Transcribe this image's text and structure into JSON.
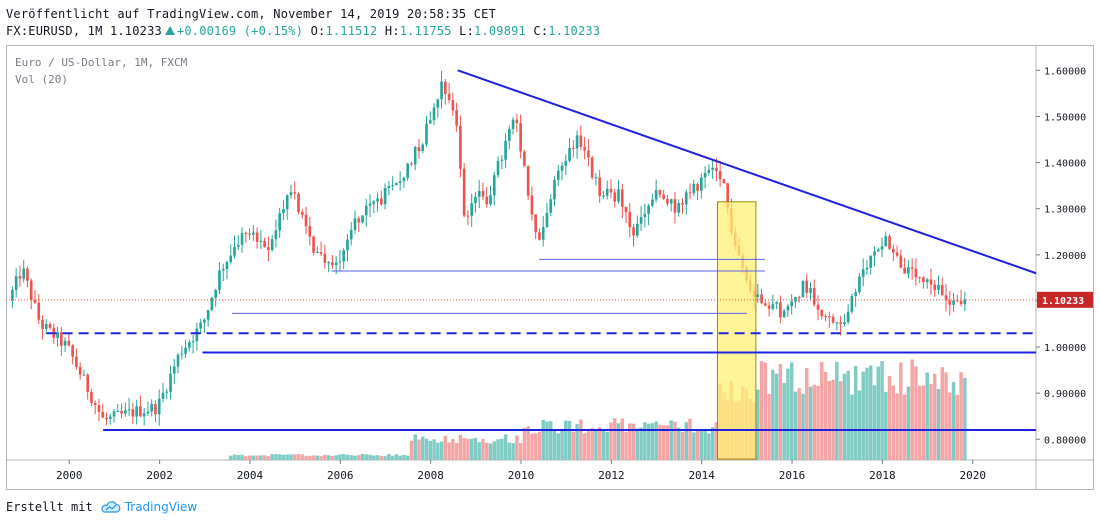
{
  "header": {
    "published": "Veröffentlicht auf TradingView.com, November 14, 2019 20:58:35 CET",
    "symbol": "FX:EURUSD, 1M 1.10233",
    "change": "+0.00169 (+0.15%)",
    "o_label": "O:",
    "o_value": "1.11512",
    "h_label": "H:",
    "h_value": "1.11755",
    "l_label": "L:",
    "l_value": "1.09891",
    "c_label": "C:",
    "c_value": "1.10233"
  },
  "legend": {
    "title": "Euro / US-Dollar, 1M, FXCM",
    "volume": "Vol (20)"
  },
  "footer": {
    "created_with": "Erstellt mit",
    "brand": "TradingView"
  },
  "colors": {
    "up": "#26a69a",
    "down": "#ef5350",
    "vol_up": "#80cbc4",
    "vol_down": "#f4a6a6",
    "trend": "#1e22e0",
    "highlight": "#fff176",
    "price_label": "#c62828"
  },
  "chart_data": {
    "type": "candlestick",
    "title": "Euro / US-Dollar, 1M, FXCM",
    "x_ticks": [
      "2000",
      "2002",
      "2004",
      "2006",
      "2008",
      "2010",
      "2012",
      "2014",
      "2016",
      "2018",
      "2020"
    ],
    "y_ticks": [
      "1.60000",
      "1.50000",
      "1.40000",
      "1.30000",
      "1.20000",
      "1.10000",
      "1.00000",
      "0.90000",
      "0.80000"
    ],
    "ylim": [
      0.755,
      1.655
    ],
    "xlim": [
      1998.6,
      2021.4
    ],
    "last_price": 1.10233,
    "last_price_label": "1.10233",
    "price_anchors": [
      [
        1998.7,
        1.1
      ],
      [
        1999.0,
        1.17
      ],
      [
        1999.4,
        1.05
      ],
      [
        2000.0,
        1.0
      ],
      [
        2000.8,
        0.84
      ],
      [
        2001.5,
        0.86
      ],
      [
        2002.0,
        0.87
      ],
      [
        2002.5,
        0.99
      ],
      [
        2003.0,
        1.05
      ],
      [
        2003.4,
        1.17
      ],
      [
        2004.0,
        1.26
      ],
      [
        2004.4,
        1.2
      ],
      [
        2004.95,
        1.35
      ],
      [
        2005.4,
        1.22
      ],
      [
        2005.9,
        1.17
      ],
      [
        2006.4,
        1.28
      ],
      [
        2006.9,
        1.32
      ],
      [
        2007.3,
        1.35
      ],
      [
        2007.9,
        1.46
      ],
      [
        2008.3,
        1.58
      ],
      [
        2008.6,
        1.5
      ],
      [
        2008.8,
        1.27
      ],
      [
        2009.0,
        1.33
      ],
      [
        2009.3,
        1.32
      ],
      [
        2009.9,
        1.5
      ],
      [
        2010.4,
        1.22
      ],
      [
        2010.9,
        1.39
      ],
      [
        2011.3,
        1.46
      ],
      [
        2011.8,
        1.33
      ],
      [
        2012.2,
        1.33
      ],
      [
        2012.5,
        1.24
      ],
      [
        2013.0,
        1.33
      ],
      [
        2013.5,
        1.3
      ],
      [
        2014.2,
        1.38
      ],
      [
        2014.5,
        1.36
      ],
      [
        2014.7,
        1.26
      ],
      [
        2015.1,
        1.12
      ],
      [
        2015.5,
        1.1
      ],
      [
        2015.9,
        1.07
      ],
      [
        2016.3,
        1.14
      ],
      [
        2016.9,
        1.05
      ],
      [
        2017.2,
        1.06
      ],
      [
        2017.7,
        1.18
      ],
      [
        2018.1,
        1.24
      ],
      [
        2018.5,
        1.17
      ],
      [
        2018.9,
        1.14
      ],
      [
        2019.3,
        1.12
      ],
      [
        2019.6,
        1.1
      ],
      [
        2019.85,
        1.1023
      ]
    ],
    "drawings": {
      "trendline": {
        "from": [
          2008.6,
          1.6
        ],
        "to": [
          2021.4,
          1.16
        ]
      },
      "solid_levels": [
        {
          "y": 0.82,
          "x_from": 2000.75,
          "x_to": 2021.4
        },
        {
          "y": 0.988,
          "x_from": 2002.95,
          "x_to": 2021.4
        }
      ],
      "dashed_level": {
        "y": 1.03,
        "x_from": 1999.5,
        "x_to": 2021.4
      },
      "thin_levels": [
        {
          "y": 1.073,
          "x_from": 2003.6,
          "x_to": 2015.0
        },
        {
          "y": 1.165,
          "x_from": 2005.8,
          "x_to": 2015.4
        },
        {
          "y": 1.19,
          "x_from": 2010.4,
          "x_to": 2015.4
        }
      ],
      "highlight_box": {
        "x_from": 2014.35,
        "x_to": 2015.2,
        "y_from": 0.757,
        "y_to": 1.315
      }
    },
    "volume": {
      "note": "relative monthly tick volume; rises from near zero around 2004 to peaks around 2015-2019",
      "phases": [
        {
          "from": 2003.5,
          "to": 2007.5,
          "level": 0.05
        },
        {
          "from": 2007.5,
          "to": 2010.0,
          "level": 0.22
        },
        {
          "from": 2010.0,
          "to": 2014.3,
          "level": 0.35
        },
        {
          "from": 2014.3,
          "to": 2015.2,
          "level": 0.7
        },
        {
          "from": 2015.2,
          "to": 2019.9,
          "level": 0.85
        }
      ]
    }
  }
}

--*--

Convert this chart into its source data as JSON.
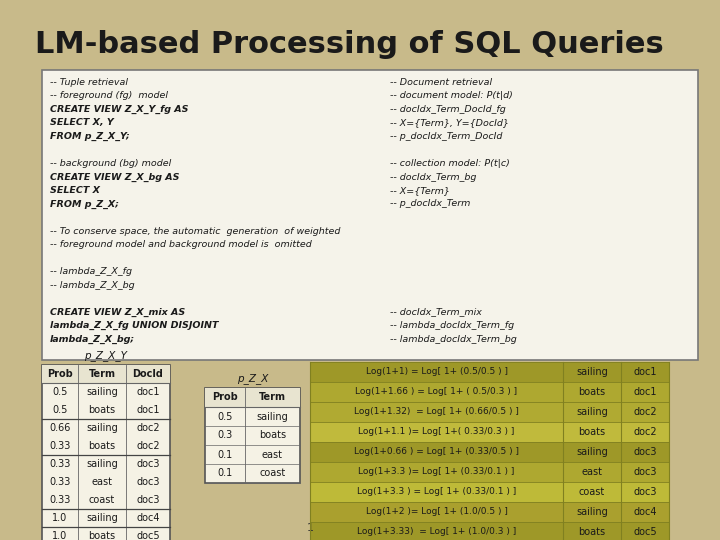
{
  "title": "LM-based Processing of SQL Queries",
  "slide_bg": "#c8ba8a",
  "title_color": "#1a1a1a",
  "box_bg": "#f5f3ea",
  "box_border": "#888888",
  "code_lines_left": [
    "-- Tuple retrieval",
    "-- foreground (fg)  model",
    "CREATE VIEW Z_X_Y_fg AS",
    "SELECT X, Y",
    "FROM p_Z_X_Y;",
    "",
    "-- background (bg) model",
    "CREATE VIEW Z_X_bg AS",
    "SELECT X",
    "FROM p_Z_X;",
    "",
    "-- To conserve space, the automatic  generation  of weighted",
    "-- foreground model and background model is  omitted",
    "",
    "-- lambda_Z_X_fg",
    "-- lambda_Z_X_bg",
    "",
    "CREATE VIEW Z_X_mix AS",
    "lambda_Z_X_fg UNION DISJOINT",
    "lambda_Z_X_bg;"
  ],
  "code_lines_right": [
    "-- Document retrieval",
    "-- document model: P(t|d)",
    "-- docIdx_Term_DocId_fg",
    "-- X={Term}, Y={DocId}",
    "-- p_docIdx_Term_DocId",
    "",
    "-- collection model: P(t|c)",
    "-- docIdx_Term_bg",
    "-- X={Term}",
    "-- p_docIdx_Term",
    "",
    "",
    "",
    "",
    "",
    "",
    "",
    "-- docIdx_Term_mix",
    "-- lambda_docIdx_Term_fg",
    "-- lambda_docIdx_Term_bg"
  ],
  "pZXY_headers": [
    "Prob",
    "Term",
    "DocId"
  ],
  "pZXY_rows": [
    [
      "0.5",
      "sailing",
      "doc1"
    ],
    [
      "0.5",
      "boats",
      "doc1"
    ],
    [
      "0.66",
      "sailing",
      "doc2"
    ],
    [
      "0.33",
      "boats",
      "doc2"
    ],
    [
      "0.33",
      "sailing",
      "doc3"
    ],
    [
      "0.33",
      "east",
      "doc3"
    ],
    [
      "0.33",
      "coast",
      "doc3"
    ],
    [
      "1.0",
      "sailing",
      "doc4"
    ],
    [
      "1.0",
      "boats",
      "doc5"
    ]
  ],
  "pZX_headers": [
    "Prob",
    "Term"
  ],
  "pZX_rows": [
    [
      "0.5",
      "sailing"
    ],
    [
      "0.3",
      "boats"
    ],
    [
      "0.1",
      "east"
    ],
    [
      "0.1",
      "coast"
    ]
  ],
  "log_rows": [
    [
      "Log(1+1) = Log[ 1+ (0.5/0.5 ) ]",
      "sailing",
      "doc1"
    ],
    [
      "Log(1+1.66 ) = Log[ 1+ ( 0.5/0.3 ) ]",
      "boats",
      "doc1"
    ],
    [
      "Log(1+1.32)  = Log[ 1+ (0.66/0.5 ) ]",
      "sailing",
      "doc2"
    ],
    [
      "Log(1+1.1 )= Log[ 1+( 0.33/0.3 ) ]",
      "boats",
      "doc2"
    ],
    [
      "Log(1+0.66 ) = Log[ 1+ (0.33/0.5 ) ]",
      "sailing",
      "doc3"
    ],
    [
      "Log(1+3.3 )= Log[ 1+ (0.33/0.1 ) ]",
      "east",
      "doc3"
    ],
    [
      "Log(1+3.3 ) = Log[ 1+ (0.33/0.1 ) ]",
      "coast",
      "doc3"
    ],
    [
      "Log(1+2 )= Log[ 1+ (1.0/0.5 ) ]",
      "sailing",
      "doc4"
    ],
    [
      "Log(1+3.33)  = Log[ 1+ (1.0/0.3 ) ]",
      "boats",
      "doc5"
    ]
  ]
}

--*--

◆ SHORT PROBLEM:
Copy out every line of the data that includes "model".

◆ TASK RESPONSE:
    "-- foreground (fg)  model",
    "-- background (bg) model",
    "-- foreground model and background model is  omitted",
    "-- document model: P(t|d)",
    "-- collection model: P(t|c)",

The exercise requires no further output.